Work to complete: Below are some records; repeat them all exactly, minus the pictures.

[Structured figure records]
______
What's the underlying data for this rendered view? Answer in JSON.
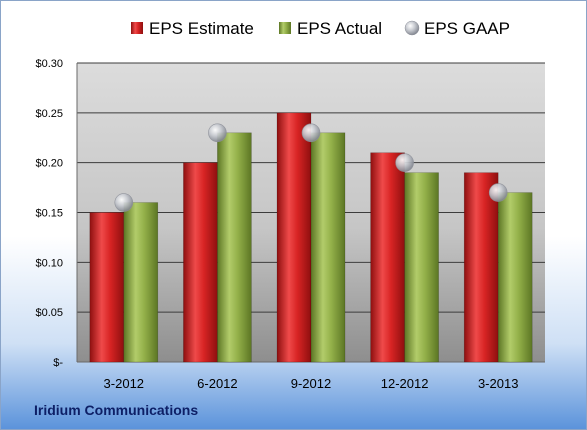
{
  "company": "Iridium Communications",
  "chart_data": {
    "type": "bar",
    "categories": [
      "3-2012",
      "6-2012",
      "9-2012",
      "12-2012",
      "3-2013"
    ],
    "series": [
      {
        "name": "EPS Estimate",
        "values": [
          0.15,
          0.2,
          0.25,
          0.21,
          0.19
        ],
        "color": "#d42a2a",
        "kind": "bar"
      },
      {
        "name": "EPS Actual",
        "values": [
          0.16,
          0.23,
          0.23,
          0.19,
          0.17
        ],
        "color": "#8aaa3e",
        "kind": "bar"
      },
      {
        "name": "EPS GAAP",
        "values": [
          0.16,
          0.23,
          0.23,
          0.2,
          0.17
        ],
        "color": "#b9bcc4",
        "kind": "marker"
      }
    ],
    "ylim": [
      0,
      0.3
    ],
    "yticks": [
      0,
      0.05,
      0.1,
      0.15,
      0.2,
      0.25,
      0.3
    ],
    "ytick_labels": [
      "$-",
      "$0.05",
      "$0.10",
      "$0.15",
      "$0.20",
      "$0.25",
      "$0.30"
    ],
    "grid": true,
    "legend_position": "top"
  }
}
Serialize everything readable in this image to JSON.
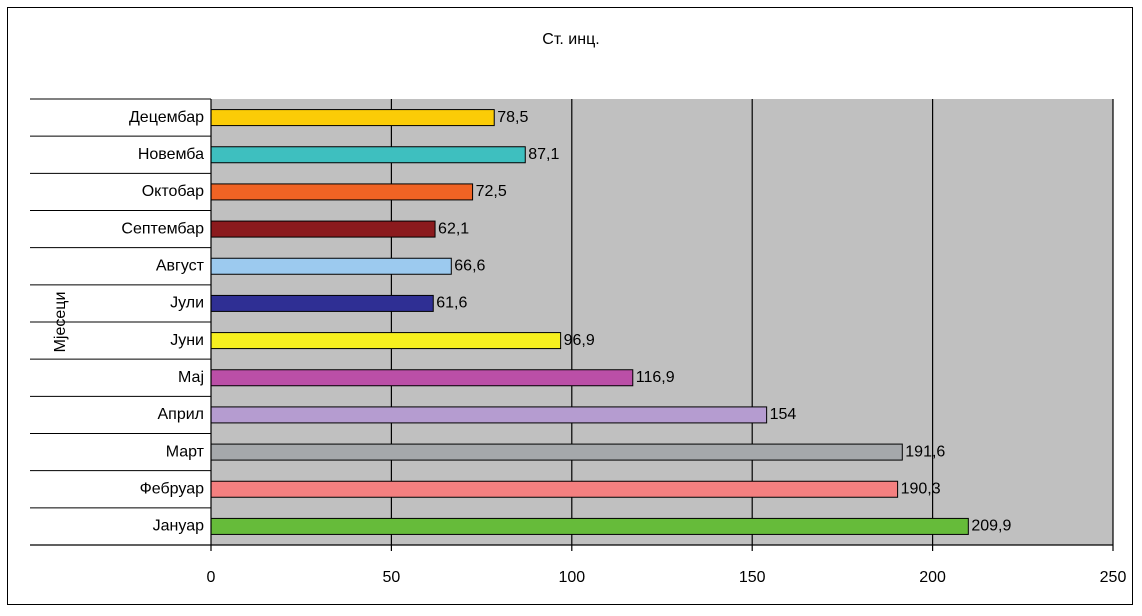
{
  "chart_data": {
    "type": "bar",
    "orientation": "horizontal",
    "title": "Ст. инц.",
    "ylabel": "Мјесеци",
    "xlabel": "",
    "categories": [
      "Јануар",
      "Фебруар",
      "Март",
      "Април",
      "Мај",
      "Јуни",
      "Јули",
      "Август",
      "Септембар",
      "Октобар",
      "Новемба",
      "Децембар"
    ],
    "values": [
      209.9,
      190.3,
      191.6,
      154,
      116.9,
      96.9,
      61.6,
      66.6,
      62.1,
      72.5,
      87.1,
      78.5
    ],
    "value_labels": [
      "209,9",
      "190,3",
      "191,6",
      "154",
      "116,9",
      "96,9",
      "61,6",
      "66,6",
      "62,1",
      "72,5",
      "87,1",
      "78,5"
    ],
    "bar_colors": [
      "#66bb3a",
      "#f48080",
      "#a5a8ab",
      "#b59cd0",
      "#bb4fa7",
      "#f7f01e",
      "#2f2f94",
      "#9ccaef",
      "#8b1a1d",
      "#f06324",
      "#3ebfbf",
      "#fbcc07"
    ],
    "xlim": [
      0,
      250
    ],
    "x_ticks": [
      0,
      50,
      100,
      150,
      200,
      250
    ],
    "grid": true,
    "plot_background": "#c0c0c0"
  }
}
______
Exercise response:
What's the underlying data for this rendered view? Answer in JSON.
{
  "company": "Iridium Communications",
  "chart_data": {
    "type": "bar",
    "categories": [
      "3-2012",
      "6-2012",
      "9-2012",
      "12-2012",
      "3-2013"
    ],
    "series": [
      {
        "name": "EPS Estimate",
        "values": [
          0.15,
          0.2,
          0.25,
          0.21,
          0.19
        ],
        "color": "#d42a2a",
        "kind": "bar"
      },
      {
        "name": "EPS Actual",
        "values": [
          0.16,
          0.23,
          0.23,
          0.19,
          0.17
        ],
        "color": "#8aaa3e",
        "kind": "bar"
      },
      {
        "name": "EPS GAAP",
        "values": [
          0.16,
          0.23,
          0.23,
          0.2,
          0.17
        ],
        "color": "#b9bcc4",
        "kind": "marker"
      }
    ],
    "ylim": [
      0,
      0.3
    ],
    "yticks": [
      0,
      0.05,
      0.1,
      0.15,
      0.2,
      0.25,
      0.3
    ],
    "ytick_labels": [
      "$-",
      "$0.05",
      "$0.10",
      "$0.15",
      "$0.20",
      "$0.25",
      "$0.30"
    ],
    "grid": true,
    "legend_position": "top"
  }
}
Serialize everything readable in this image to JSON.
{
  "chart_data": {
    "type": "bar",
    "orientation": "horizontal",
    "title": "Ст. инц.",
    "ylabel": "Мјесеци",
    "xlabel": "",
    "categories": [
      "Јануар",
      "Фебруар",
      "Март",
      "Април",
      "Мај",
      "Јуни",
      "Јули",
      "Август",
      "Септембар",
      "Октобар",
      "Новемба",
      "Децембар"
    ],
    "values": [
      209.9,
      190.3,
      191.6,
      154,
      116.9,
      96.9,
      61.6,
      66.6,
      62.1,
      72.5,
      87.1,
      78.5
    ],
    "value_labels": [
      "209,9",
      "190,3",
      "191,6",
      "154",
      "116,9",
      "96,9",
      "61,6",
      "66,6",
      "62,1",
      "72,5",
      "87,1",
      "78,5"
    ],
    "bar_colors": [
      "#66bb3a",
      "#f48080",
      "#a5a8ab",
      "#b59cd0",
      "#bb4fa7",
      "#f7f01e",
      "#2f2f94",
      "#9ccaef",
      "#8b1a1d",
      "#f06324",
      "#3ebfbf",
      "#fbcc07"
    ],
    "xlim": [
      0,
      250
    ],
    "x_ticks": [
      0,
      50,
      100,
      150,
      200,
      250
    ],
    "grid": true,
    "plot_background": "#c0c0c0"
  }
}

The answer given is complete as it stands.